» WHAT IS ASKED: Copy out, unchanged, the lines of the material that start at the line containing "legend-label-charite: Charité - Universitätsmedizin" and end at the line containing "bar-segment xyxy=(560,97,623,315)", including both of those lines.

--- START OF DATA FOR PROCESSING ---

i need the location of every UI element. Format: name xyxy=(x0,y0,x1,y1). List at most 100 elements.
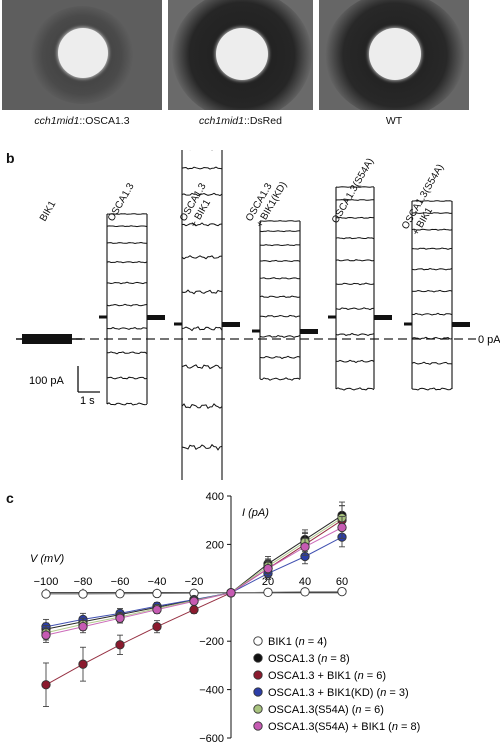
photo-osca13 xyxy=(2,0,162,110)
legend-item: OSCA1.3 (n = 8) xyxy=(253,653,350,665)
tail-current xyxy=(300,329,318,334)
trace-group xyxy=(16,334,82,344)
current-sweep xyxy=(335,307,375,311)
x-axis-label: V (mV) xyxy=(30,553,65,565)
tail-current xyxy=(222,322,240,327)
legend-item: OSCA1.3 + BIK1(KD) (n = 3) xyxy=(253,687,409,699)
data-point xyxy=(152,622,162,632)
data-point xyxy=(189,605,199,615)
legend-item: OSCA1.3 + BIK1 (n = 6) xyxy=(253,670,386,682)
legend-item: BIK1 (n = 4) xyxy=(253,636,327,648)
current-sweep xyxy=(335,259,375,262)
photo-dsred xyxy=(168,0,313,110)
current-sweep xyxy=(259,230,301,233)
current-sweep xyxy=(259,244,300,247)
current-sweep xyxy=(106,260,148,264)
current-sweep xyxy=(411,212,453,214)
legend-marker xyxy=(253,704,263,714)
caption-osca13: cch1mid1::OSCA1.3 xyxy=(34,115,130,127)
legend-label: OSCA1.3 + BIK1(KD) (n = 3) xyxy=(268,687,409,699)
y-tick-label: −400 xyxy=(199,685,224,697)
current-sweep xyxy=(411,247,453,250)
y-axis-label: I (pA) xyxy=(242,507,269,519)
current-sweep xyxy=(411,336,453,340)
data-point xyxy=(41,589,51,599)
series xyxy=(41,501,347,636)
current-sweep xyxy=(106,225,148,228)
trace-group xyxy=(328,186,392,391)
legend-label: BIK1 (n = 4) xyxy=(268,636,327,648)
current-sweep xyxy=(335,186,374,188)
panel-c-letter: c xyxy=(6,490,14,506)
caption-dsred: cch1mid1::DsRed xyxy=(199,115,282,127)
tail-current xyxy=(374,315,392,320)
current-sweep xyxy=(259,277,301,280)
legend-label: OSCA1.3 (n = 8) xyxy=(268,653,350,665)
current-sweep xyxy=(181,403,223,410)
current-sweep xyxy=(181,443,223,451)
x-tick-label: −100 xyxy=(34,576,59,588)
legend-marker xyxy=(253,653,263,663)
x-tick-label: −20 xyxy=(185,576,204,588)
current-sweep xyxy=(335,199,374,201)
legend: BIK1 (n = 4) OSCA1.3 (n = 8) OSCA1.3 + BIK… xyxy=(253,636,420,733)
current-sweep xyxy=(335,359,375,364)
current-sweep xyxy=(259,334,301,338)
data-point xyxy=(115,640,125,650)
zero-current-label: 0 pA xyxy=(478,334,500,346)
caption-wt: WT xyxy=(385,115,403,127)
colony xyxy=(216,28,268,80)
series-layer xyxy=(41,501,347,707)
trace-group xyxy=(252,220,318,381)
x-tick-label: 60 xyxy=(336,576,348,588)
current-sweep xyxy=(181,192,223,197)
current-sweep xyxy=(411,289,453,293)
legend-item: OSCA1.3(S54A) + BIK1 (n = 8) xyxy=(253,721,420,733)
legend-label: OSCA1.3(S54A) (n = 6) xyxy=(268,704,384,716)
current-sweep xyxy=(107,351,148,355)
data-point xyxy=(300,587,310,597)
legend-item: OSCA1.3(S54A) (n = 6) xyxy=(253,704,384,716)
legend-marker xyxy=(253,687,263,697)
legend-label: OSCA1.3 + BIK1 (n = 6) xyxy=(268,670,386,682)
current-sweep xyxy=(335,332,375,337)
panel-b-letter: b xyxy=(6,150,15,166)
trace-group xyxy=(404,200,470,391)
current-sweep xyxy=(260,314,301,318)
x-tick-label: −80 xyxy=(74,576,93,588)
data-point xyxy=(152,588,162,599)
data-point xyxy=(78,659,88,669)
current-sweep xyxy=(106,303,148,307)
current-sweep xyxy=(260,259,301,263)
current-sweep xyxy=(259,355,301,360)
trace-groups xyxy=(16,150,470,480)
trace-group xyxy=(174,150,240,480)
series xyxy=(41,516,347,643)
data-point xyxy=(226,588,236,598)
current-sweep xyxy=(411,361,453,365)
x-tick-label: −60 xyxy=(111,576,130,588)
current-sweep xyxy=(411,312,453,316)
current-sweep xyxy=(106,213,147,215)
scale-bar-current: 100 pA xyxy=(29,375,65,387)
current-sweep xyxy=(335,387,375,391)
y-tick-label: −200 xyxy=(199,636,224,648)
x-tick-label: 40 xyxy=(299,576,311,588)
data-point xyxy=(300,542,310,552)
current-sweep xyxy=(181,255,223,260)
y-tick-label: 400 xyxy=(206,491,224,503)
iv-chart: −100 −80 −60 −40 −20 20 40 60 400 200 −200 −400 −600… xyxy=(30,491,420,745)
data-point xyxy=(189,596,199,606)
current-sweep xyxy=(106,326,148,330)
tail-current xyxy=(147,315,165,320)
current-sweep xyxy=(411,387,453,391)
current-sweep xyxy=(411,267,453,271)
data-point xyxy=(337,522,347,533)
legend-marker xyxy=(253,721,263,731)
current-sweep xyxy=(106,402,148,406)
current-sweep xyxy=(259,295,301,298)
data-point xyxy=(115,589,125,599)
current-sweep xyxy=(412,200,453,202)
data-point xyxy=(263,587,273,597)
current-sweep xyxy=(336,216,375,219)
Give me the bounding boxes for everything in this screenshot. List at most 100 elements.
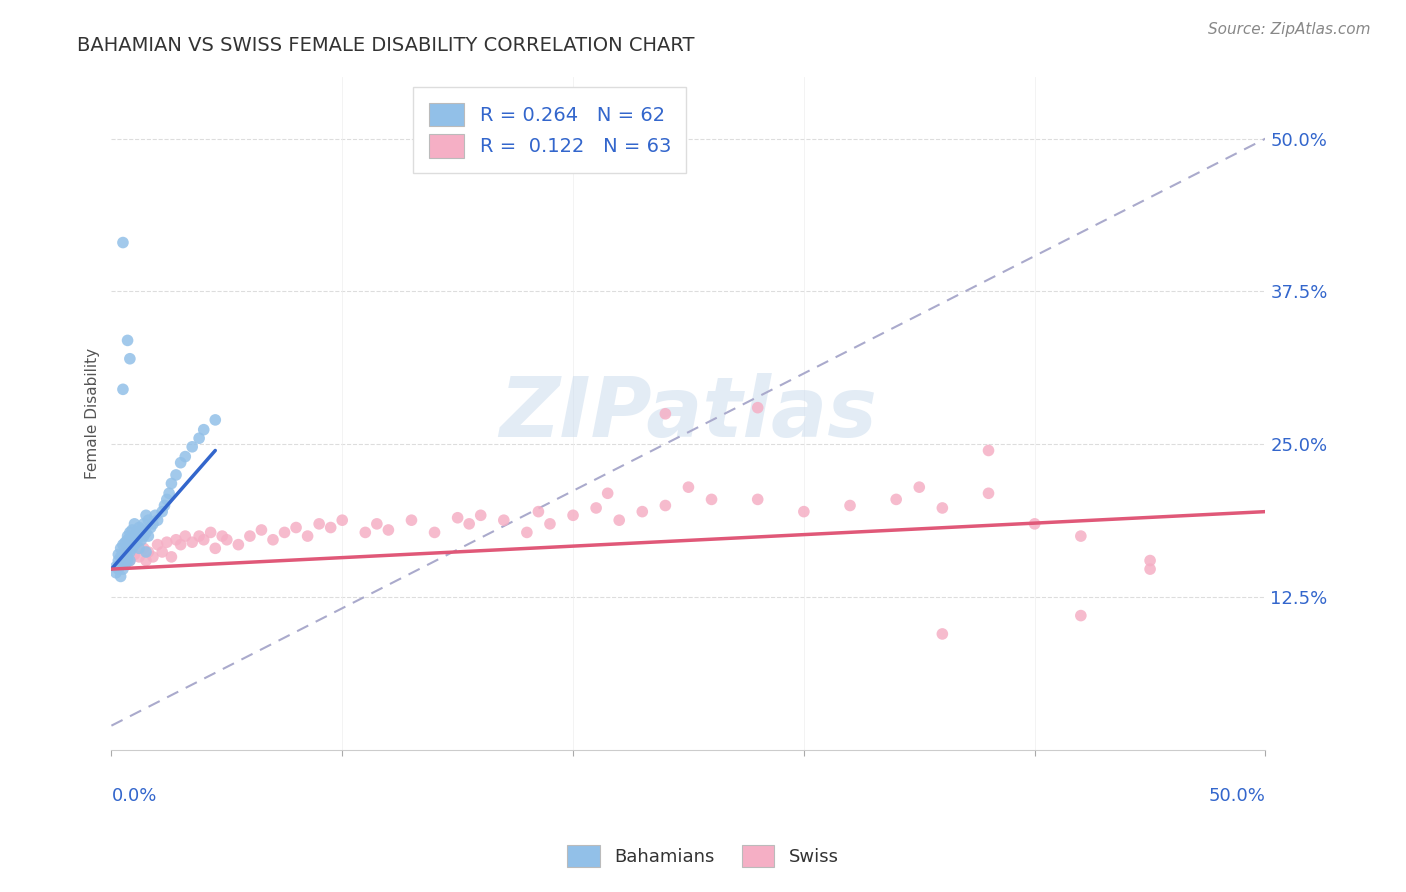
Point	[607, 513, 630, 527]
Point	[596, 486, 619, 500]
Point	[143, 508, 166, 523]
Point	[111, 538, 134, 552]
Point	[654, 499, 676, 513]
Point	[200, 525, 222, 540]
Point	[156, 492, 179, 507]
Point	[132, 529, 155, 543]
Point	[135, 508, 157, 523]
Point	[146, 513, 169, 527]
Point	[239, 529, 262, 543]
Point	[423, 525, 446, 540]
Point	[977, 443, 1000, 458]
Point	[169, 456, 191, 470]
Point	[114, 558, 136, 572]
Point	[135, 545, 157, 559]
Point	[118, 351, 141, 366]
Point	[273, 525, 295, 540]
Point	[631, 505, 654, 519]
Point	[111, 562, 134, 576]
Point	[330, 513, 353, 527]
Point	[458, 516, 481, 531]
Point	[401, 513, 423, 527]
Text: ZIPatlas: ZIPatlas	[499, 373, 877, 454]
Point	[446, 510, 468, 524]
Point	[366, 516, 388, 531]
Point	[174, 529, 197, 543]
Point	[124, 548, 146, 562]
Point	[538, 516, 561, 531]
Legend: Bahamians, Swiss: Bahamians, Swiss	[560, 838, 846, 874]
Point	[354, 525, 377, 540]
Point	[118, 538, 141, 552]
Point	[124, 538, 146, 552]
Point	[204, 541, 226, 556]
Point	[114, 545, 136, 559]
Point	[157, 486, 180, 500]
Point	[105, 566, 128, 580]
Point	[527, 505, 550, 519]
Point	[228, 538, 250, 552]
Point	[160, 549, 183, 564]
Point	[135, 525, 157, 540]
Point	[165, 533, 187, 547]
Point	[111, 553, 134, 567]
Point	[165, 467, 187, 482]
Point	[1139, 553, 1161, 567]
Point	[124, 529, 146, 543]
Point	[193, 423, 215, 437]
Point	[1070, 608, 1092, 623]
Point	[107, 553, 129, 567]
Point	[118, 553, 141, 567]
Point	[153, 499, 176, 513]
Point	[215, 533, 238, 547]
Point	[181, 440, 204, 454]
Point	[107, 562, 129, 576]
Point	[117, 533, 139, 547]
Point	[174, 450, 197, 464]
Point	[931, 500, 953, 515]
Point	[188, 529, 211, 543]
Point	[285, 520, 308, 534]
Point	[297, 529, 319, 543]
Point	[105, 559, 128, 574]
Point	[193, 533, 215, 547]
Point	[1139, 562, 1161, 576]
Y-axis label: Female Disability: Female Disability	[86, 348, 100, 479]
Point	[470, 508, 492, 523]
Point	[121, 541, 143, 556]
Point	[142, 516, 165, 531]
Point	[908, 480, 931, 494]
Point	[110, 558, 132, 572]
Point	[138, 529, 160, 543]
Point	[110, 541, 132, 556]
Point	[125, 525, 148, 540]
Point	[181, 535, 204, 549]
Legend: R = 0.264   N = 62, R =  0.122   N = 63: R = 0.264 N = 62, R = 0.122 N = 63	[413, 87, 686, 174]
Point	[142, 549, 165, 564]
Point	[114, 549, 136, 564]
Point	[111, 235, 134, 250]
Point	[516, 525, 538, 540]
Point	[135, 553, 157, 567]
Point	[931, 627, 953, 641]
Point	[678, 480, 700, 494]
Point	[111, 548, 134, 562]
Point	[700, 492, 723, 507]
Point	[117, 545, 139, 559]
Point	[1070, 529, 1092, 543]
Point	[107, 548, 129, 562]
Point	[114, 535, 136, 549]
Point	[138, 545, 160, 559]
Point	[124, 516, 146, 531]
Point	[793, 505, 815, 519]
Point	[150, 545, 173, 559]
Point	[118, 525, 141, 540]
Point	[150, 505, 173, 519]
Point	[117, 549, 139, 564]
Point	[188, 431, 211, 445]
Point	[128, 541, 150, 556]
Point	[204, 413, 226, 427]
Point	[250, 523, 273, 537]
Point	[121, 533, 143, 547]
Point	[132, 516, 155, 531]
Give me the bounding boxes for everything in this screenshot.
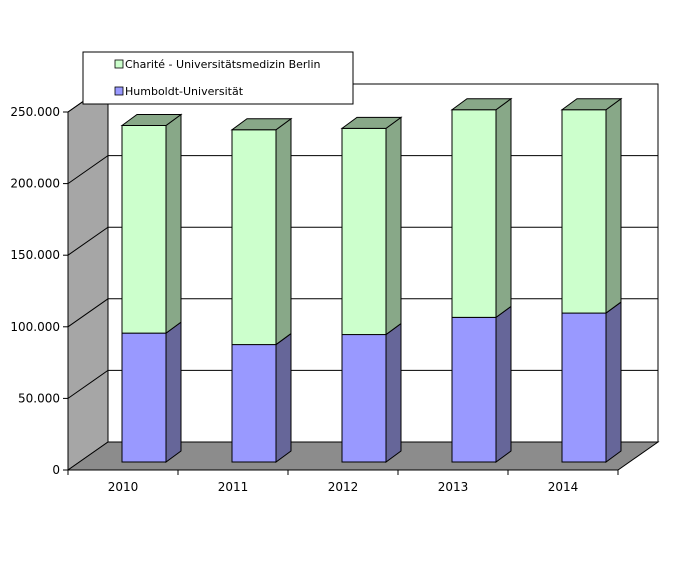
legend-label-charite: Charité - Universitätsmedizin Berlin xyxy=(125,58,321,71)
bar-front xyxy=(451,109,497,318)
legend-box xyxy=(82,51,354,105)
bar-segment xyxy=(230,117,293,346)
bar-side xyxy=(495,97,512,319)
bar-top xyxy=(450,98,513,111)
bar-top xyxy=(230,118,293,131)
y-tick-labels: 0 50.000 100.000 150.000 200.000 250.000 xyxy=(10,105,60,477)
bar-segment xyxy=(450,97,513,319)
x-tick-label: 2014 xyxy=(548,480,579,494)
bar-side xyxy=(165,321,182,463)
x-tick-label: 2013 xyxy=(438,480,469,494)
bar-segment xyxy=(341,322,402,463)
bar-segment xyxy=(231,332,292,463)
bar-front xyxy=(121,124,167,334)
bar-segment xyxy=(560,97,623,315)
bar-segment xyxy=(451,305,512,463)
legend: Charité - Universitätsmedizin Berlin Hum… xyxy=(82,51,354,105)
bar-front xyxy=(561,109,607,314)
y-tick-label: 100.000 xyxy=(10,320,60,334)
legend-swatch-humboldt xyxy=(114,86,124,96)
bar-side xyxy=(385,116,402,336)
bar-top xyxy=(560,98,623,111)
bar-side xyxy=(495,305,512,463)
y-tick-label: 150.000 xyxy=(10,248,60,262)
bar-top xyxy=(340,116,403,129)
legend-swatch-charite xyxy=(114,59,124,69)
bar-front xyxy=(561,312,607,463)
bar-side xyxy=(385,322,402,463)
bar-front xyxy=(231,344,277,463)
y-tick-label: 250.000 xyxy=(10,105,60,119)
axes xyxy=(63,111,619,475)
x-tick-label: 2011 xyxy=(218,480,249,494)
y-tick-label: 0 xyxy=(52,463,60,477)
bar-segment xyxy=(340,116,403,336)
legend-label-humboldt: Humboldt-Universität xyxy=(125,85,244,98)
bar-segment xyxy=(121,321,182,463)
y-tick-label: 200.000 xyxy=(10,177,60,191)
bar-front xyxy=(341,334,387,463)
bar-segment xyxy=(120,113,183,335)
x-tick-label: 2010 xyxy=(108,480,139,494)
x-tick-labels: 2010 2011 2012 2013 2014 xyxy=(108,480,579,494)
bar-side xyxy=(165,113,182,335)
left-wall xyxy=(67,83,109,471)
bar-front xyxy=(121,332,167,463)
y-tick-label: 50.000 xyxy=(18,391,60,405)
bar-side xyxy=(605,97,622,315)
bars xyxy=(120,97,623,463)
bar-side xyxy=(275,117,292,346)
x-tick-label: 2012 xyxy=(328,480,359,494)
bar-front xyxy=(341,127,387,336)
bar-side xyxy=(605,301,622,463)
bar-top xyxy=(120,113,183,126)
bar-front xyxy=(231,129,277,346)
bar-side xyxy=(275,332,292,463)
bar-front xyxy=(451,316,497,463)
bar-segment xyxy=(561,301,622,463)
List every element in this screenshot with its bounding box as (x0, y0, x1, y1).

--- END OF DATA FOR PROCESSING ---

» EXERCISE SOLUTION:
legend-label-charite: Charité - Universitätsmedizin Berlin xyxy=(125,58,321,71)
bar-front xyxy=(451,109,497,318)
legend-box xyxy=(82,51,354,105)
bar-segment xyxy=(230,117,293,346)
bar-side xyxy=(495,97,512,319)
bar-top xyxy=(450,98,513,111)
bar-top xyxy=(230,118,293,131)
y-tick-labels: 0 50.000 100.000 150.000 200.000 250.000 xyxy=(10,105,60,477)
bar-segment xyxy=(450,97,513,319)
x-tick-label: 2014 xyxy=(548,480,579,494)
bar-side xyxy=(165,321,182,463)
x-tick-label: 2013 xyxy=(438,480,469,494)
bar-segment xyxy=(341,322,402,463)
bar-segment xyxy=(231,332,292,463)
bar-front xyxy=(121,124,167,334)
bar-segment xyxy=(560,97,623,315)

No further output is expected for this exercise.